:: Extracted data ::
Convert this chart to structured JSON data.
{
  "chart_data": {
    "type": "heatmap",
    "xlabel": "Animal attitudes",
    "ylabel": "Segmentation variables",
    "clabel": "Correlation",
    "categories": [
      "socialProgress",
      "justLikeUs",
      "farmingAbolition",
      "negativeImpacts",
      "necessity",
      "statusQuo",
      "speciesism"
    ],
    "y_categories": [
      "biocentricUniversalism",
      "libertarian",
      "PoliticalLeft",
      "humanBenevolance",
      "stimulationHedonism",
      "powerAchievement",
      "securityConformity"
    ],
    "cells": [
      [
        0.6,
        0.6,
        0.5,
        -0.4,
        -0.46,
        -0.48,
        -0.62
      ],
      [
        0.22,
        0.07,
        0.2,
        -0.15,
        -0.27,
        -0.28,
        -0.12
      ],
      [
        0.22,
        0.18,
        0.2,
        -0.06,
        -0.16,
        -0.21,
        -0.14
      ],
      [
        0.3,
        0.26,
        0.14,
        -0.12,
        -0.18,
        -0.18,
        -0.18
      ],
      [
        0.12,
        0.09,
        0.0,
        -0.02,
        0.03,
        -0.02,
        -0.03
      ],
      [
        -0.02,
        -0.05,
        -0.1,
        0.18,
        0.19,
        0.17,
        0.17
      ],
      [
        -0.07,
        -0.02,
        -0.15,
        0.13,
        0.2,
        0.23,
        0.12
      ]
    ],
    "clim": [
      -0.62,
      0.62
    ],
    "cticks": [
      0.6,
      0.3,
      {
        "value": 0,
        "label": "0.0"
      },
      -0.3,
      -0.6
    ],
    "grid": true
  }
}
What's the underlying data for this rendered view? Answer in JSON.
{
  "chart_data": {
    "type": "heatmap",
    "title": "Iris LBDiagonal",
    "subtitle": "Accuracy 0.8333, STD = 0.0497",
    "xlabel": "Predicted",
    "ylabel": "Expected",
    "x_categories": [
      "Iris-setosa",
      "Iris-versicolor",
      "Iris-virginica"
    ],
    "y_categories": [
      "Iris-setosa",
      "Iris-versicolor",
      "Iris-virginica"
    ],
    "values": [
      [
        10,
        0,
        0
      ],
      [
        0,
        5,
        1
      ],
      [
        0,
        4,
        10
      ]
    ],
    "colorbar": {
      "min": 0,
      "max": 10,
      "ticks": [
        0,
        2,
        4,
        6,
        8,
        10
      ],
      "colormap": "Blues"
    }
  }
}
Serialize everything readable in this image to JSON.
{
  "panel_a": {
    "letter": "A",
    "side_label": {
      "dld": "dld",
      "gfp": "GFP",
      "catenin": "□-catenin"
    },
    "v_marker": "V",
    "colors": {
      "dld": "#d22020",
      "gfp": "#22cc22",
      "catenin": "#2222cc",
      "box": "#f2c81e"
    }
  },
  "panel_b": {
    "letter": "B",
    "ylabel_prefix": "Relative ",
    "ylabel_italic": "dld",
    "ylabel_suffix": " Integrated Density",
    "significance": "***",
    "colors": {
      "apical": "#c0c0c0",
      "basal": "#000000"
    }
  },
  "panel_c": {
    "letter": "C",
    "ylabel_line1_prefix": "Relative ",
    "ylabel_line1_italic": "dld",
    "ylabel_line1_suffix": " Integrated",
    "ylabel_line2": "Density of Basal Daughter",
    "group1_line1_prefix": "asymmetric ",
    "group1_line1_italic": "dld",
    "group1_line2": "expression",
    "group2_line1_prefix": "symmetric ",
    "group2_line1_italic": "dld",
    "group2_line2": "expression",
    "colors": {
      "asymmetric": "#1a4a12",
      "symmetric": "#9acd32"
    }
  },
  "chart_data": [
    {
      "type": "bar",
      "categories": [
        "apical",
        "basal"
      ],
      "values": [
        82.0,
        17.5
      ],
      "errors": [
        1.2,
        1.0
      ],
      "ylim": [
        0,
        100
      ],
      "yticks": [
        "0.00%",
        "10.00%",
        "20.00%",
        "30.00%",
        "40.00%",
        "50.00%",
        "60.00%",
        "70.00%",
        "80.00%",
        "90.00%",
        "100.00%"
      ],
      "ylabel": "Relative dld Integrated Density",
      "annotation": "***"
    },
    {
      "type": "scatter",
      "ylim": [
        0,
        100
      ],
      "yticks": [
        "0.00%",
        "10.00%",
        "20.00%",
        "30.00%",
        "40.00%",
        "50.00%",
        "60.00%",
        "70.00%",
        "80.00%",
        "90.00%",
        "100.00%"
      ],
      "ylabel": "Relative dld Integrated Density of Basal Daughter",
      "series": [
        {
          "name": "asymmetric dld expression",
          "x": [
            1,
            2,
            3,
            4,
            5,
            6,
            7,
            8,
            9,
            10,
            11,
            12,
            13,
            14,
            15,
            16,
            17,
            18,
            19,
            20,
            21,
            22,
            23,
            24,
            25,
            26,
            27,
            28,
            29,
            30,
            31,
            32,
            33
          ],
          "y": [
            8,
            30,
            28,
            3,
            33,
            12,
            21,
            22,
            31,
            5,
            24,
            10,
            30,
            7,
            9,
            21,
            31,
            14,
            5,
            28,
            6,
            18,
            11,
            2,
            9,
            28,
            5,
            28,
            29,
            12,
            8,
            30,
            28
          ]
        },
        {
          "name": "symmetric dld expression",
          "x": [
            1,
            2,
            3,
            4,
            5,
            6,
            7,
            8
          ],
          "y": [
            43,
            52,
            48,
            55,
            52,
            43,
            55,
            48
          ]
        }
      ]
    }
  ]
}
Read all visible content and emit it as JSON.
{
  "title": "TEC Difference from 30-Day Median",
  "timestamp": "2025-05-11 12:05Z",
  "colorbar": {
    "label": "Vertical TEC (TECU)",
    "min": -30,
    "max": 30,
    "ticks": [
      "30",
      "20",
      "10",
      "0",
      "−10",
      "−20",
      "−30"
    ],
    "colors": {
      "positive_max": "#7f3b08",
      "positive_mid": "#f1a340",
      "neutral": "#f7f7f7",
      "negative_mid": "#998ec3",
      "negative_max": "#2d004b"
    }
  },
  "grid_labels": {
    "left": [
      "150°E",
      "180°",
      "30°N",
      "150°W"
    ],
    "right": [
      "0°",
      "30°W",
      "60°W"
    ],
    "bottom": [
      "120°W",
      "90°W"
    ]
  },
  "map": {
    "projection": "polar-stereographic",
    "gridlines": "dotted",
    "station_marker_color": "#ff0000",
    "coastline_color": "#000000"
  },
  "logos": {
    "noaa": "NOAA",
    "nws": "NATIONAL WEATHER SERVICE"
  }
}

:: Task requirements ::
Please reproduce each record precisely as written.

:: Response for this exercise ::
Convert this chart to structured JSON data.
{
  "chart_data": {
    "type": "heatmap",
    "xlabel": "Animal attitudes",
    "ylabel": "Segmentation variables",
    "clabel": "Correlation",
    "categories": [
      "socialProgress",
      "justLikeUs",
      "farmingAbolition",
      "negativeImpacts",
      "necessity",
      "statusQuo",
      "speciesism"
    ],
    "y_categories": [
      "biocentricUniversalism",
      "libertarian",
      "PoliticalLeft",
      "humanBenevolance",
      "stimulationHedonism",
      "powerAchievement",
      "securityConformity"
    ],
    "cells": [
      [
        0.6,
        0.6,
        0.5,
        -0.4,
        -0.46,
        -0.48,
        -0.62
      ],
      [
        0.22,
        0.07,
        0.2,
        -0.15,
        -0.27,
        -0.28,
        -0.12
      ],
      [
        0.22,
        0.18,
        0.2,
        -0.06,
        -0.16,
        -0.21,
        -0.14
      ],
      [
        0.3,
        0.26,
        0.14,
        -0.12,
        -0.18,
        -0.18,
        -0.18
      ],
      [
        0.12,
        0.09,
        0.0,
        -0.02,
        0.03,
        -0.02,
        -0.03
      ],
      [
        -0.02,
        -0.05,
        -0.1,
        0.18,
        0.19,
        0.17,
        0.17
      ],
      [
        -0.07,
        -0.02,
        -0.15,
        0.13,
        0.2,
        0.23,
        0.12
      ]
    ],
    "clim": [
      -0.62,
      0.62
    ],
    "cticks": [
      0.6,
      0.3,
      {
        "value": 0,
        "label": "0.0"
      },
      -0.3,
      -0.6
    ],
    "grid": true
  }
}
What's the underlying data for this rendered view? Answer in JSON.
{
  "chart_data": {
    "type": "heatmap",
    "title": "Iris LBDiagonal",
    "subtitle": "Accuracy 0.8333, STD = 0.0497",
    "xlabel": "Predicted",
    "ylabel": "Expected",
    "x_categories": [
      "Iris-setosa",
      "Iris-versicolor",
      "Iris-virginica"
    ],
    "y_categories": [
      "Iris-setosa",
      "Iris-versicolor",
      "Iris-virginica"
    ],
    "values": [
      [
        10,
        0,
        0
      ],
      [
        0,
        5,
        1
      ],
      [
        0,
        4,
        10
      ]
    ],
    "colorbar": {
      "min": 0,
      "max": 10,
      "ticks": [
        0,
        2,
        4,
        6,
        8,
        10
      ],
      "colormap": "Blues"
    }
  }
}
Serialize everything readable in this image to JSON.
{
  "panel_a": {
    "letter": "A",
    "side_label": {
      "dld": "dld",
      "gfp": "GFP",
      "catenin": "□-catenin"
    },
    "v_marker": "V",
    "colors": {
      "dld": "#d22020",
      "gfp": "#22cc22",
      "catenin": "#2222cc",
      "box": "#f2c81e"
    }
  },
  "panel_b": {
    "letter": "B",
    "ylabel_prefix": "Relative ",
    "ylabel_italic": "dld",
    "ylabel_suffix": " Integrated Density",
    "significance": "***",
    "colors": {
      "apical": "#c0c0c0",
      "basal": "#000000"
    }
  },
  "panel_c": {
    "letter": "C",
    "ylabel_line1_prefix": "Relative ",
    "ylabel_line1_italic": "dld",
    "ylabel_line1_suffix": " Integrated",
    "ylabel_line2": "Density of Basal Daughter",
    "group1_line1_prefix": "asymmetric ",
    "group1_line1_italic": "dld",
    "group1_line2": "expression",
    "group2_line1_prefix": "symmetric ",
    "group2_line1_italic": "dld",
    "group2_line2": "expression",
    "colors": {
      "asymmetric": "#1a4a12",
      "symmetric": "#9acd32"
    }
  },
  "chart_data": [
    {
      "type": "bar",
      "categories": [
        "apical",
        "basal"
      ],
      "values": [
        82.0,
        17.5
      ],
      "errors": [
        1.2,
        1.0
      ],
      "ylim": [
        0,
        100
      ],
      "yticks": [
        "0.00%",
        "10.00%",
        "20.00%",
        "30.00%",
        "40.00%",
        "50.00%",
        "60.00%",
        "70.00%",
        "80.00%",
        "90.00%",
        "100.00%"
      ],
      "ylabel": "Relative dld Integrated Density",
      "annotation": "***"
    },
    {
      "type": "scatter",
      "ylim": [
        0,
        100
      ],
      "yticks": [
        "0.00%",
        "10.00%",
        "20.00%",
        "30.00%",
        "40.00%",
        "50.00%",
        "60.00%",
        "70.00%",
        "80.00%",
        "90.00%",
        "100.00%"
      ],
      "ylabel": "Relative dld Integrated Density of Basal Daughter",
      "series": [
        {
          "name": "asymmetric dld expression",
          "x": [
            1,
            2,
            3,
            4,
            5,
            6,
            7,
            8,
            9,
            10,
            11,
            12,
            13,
            14,
            15,
            16,
            17,
            18,
            19,
            20,
            21,
            22,
            23,
            24,
            25,
            26,
            27,
            28,
            29,
            30,
            31,
            32,
            33
          ],
          "y": [
            8,
            30,
            28,
            3,
            33,
            12,
            21,
            22,
            31,
            5,
            24,
            10,
            30,
            7,
            9,
            21,
            31,
            14,
            5,
            28,
            6,
            18,
            11,
            2,
            9,
            28,
            5,
            28,
            29,
            12,
            8,
            30,
            28
          ]
        },
        {
          "name": "symmetric dld expression",
          "x": [
            1,
            2,
            3,
            4,
            5,
            6,
            7,
            8
          ],
          "y": [
            43,
            52,
            48,
            55,
            52,
            43,
            55,
            48
          ]
        }
      ]
    }
  ]
}
Read all visible content and emit it as JSON.
{
  "title": "TEC Difference from 30-Day Median",
  "timestamp": "2025-05-11 12:05Z",
  "colorbar": {
    "label": "Vertical TEC (TECU)",
    "min": -30,
    "max": 30,
    "ticks": [
      "30",
      "20",
      "10",
      "0",
      "−10",
      "−20",
      "−30"
    ],
    "colors": {
      "positive_max": "#7f3b08",
      "positive_mid": "#f1a340",
      "neutral": "#f7f7f7",
      "negative_mid": "#998ec3",
      "negative_max": "#2d004b"
    }
  },
  "grid_labels": {
    "left": [
      "150°E",
      "180°",
      "30°N",
      "150°W"
    ],
    "right": [
      "0°",
      "30°W",
      "60°W"
    ],
    "bottom": [
      "120°W",
      "90°W"
    ]
  },
  "map": {
    "projection": "polar-stereographic",
    "gridlines": "dotted",
    "station_marker_color": "#ff0000",
    "coastline_color": "#000000"
  },
  "logos": {
    "noaa": "NOAA",
    "nws": "NATIONAL WEATHER SERVICE"
  }
}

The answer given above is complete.